(Work to complete)
In the novel overview, what is the name of the school Tori Spring attends?

(Source document)
▬▬▬▬▬▬

Solitaire
- Author: Alice Oseman
- Language: English
- Genre: Young adult
- Publisher: HarperCollins (UK); HarperTeen (US); Scholastic, Inc. (US);
- Publication date: July 31, 2014 (UK); 2015 (US);
- ISBN: 9780007559220

= Solitaire (Oseman novel) =

2014 novel by Alice Oseman

Solitaire is a 2014 novel by Alice Oseman. It deals with Tori Spring, a sixteen-year-old struggling with depression, who finds herself uncovering the conspiracy behind a mysterious organization called Solitaire, which is playing dangerous pranks at her school.

== Plot ==
Victoria "Tori" Spring, a sixth former at Harvey Greene Grammar School, also knows as "Higgs", deals with depression worsened by struggles over her brother Charlie's outing and subsequent suicide attempt and eating disorder. As the school year starts, a mysterious online group known as Solitaire starts playing pranks at Higgs. They start off small and harmless, but gradually become more elaborate and begin putting people at risk. When Tori starts noticing patterns between the pranks and events from her past, she begrudgingly teams up with Micheal Holden, a strange and unyieldingly optimistic new boy determined both to befriend Tori and uncover Solitaire's secrets, to unmask the people behind Solitaire and discover their motivations.

Charlie and his boyfriend Nick, who go on to be the protagonists of Oseman’s webcomic Heartstopper, are supporting characters in this novel. Additionally, Tori and Micheal are supporting characters in Heartstopper.

▬▬▬▬▬▬

(Bounding box prediction data)
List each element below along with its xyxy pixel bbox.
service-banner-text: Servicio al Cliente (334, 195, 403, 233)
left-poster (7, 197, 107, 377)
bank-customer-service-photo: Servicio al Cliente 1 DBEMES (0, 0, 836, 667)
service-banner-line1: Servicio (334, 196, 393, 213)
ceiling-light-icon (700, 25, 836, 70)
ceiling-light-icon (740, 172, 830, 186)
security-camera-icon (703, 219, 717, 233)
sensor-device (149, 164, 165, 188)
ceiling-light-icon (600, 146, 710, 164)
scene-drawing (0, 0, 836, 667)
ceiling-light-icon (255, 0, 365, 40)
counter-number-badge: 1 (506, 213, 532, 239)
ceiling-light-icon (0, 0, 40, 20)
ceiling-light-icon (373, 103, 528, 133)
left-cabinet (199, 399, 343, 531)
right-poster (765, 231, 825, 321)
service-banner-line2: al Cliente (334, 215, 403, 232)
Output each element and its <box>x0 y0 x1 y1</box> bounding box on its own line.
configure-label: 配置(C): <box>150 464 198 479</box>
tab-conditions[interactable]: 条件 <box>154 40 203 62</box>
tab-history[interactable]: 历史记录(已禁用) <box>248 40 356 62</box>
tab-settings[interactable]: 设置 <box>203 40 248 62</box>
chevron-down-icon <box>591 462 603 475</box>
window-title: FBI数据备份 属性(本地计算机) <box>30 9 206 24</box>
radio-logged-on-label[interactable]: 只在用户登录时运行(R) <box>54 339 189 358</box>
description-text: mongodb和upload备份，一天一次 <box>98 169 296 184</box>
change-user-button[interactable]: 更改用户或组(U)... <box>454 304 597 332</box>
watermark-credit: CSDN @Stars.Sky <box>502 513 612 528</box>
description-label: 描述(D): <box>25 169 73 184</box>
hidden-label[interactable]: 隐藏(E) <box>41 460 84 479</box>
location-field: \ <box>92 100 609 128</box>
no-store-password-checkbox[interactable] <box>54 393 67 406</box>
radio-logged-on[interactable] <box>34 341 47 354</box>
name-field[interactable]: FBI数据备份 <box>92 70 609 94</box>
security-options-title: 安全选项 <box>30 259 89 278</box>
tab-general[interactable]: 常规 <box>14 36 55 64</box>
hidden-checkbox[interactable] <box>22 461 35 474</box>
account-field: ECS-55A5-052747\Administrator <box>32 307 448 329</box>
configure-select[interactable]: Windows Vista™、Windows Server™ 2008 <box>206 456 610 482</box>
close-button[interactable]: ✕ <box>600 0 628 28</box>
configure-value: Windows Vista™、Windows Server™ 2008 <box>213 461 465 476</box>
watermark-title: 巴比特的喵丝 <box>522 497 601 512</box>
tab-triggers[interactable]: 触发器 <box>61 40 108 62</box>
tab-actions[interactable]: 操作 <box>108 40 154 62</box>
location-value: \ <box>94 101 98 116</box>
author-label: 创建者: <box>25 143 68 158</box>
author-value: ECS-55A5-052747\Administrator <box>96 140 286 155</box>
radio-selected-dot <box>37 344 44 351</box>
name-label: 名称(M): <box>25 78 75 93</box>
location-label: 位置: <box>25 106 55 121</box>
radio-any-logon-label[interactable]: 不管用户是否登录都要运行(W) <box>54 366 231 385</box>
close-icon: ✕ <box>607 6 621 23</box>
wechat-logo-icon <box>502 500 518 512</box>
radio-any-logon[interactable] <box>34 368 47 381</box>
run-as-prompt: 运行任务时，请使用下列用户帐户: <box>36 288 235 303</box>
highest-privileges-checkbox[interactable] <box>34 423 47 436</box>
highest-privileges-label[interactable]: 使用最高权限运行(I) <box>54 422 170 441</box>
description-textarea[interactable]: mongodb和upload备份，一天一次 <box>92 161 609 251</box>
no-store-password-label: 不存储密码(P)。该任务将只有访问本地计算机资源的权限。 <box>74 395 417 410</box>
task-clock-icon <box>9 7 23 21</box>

▬▬▬▬▬▬

(Exercise response)
Harvey Greene Grammar School, also known as "Higgs."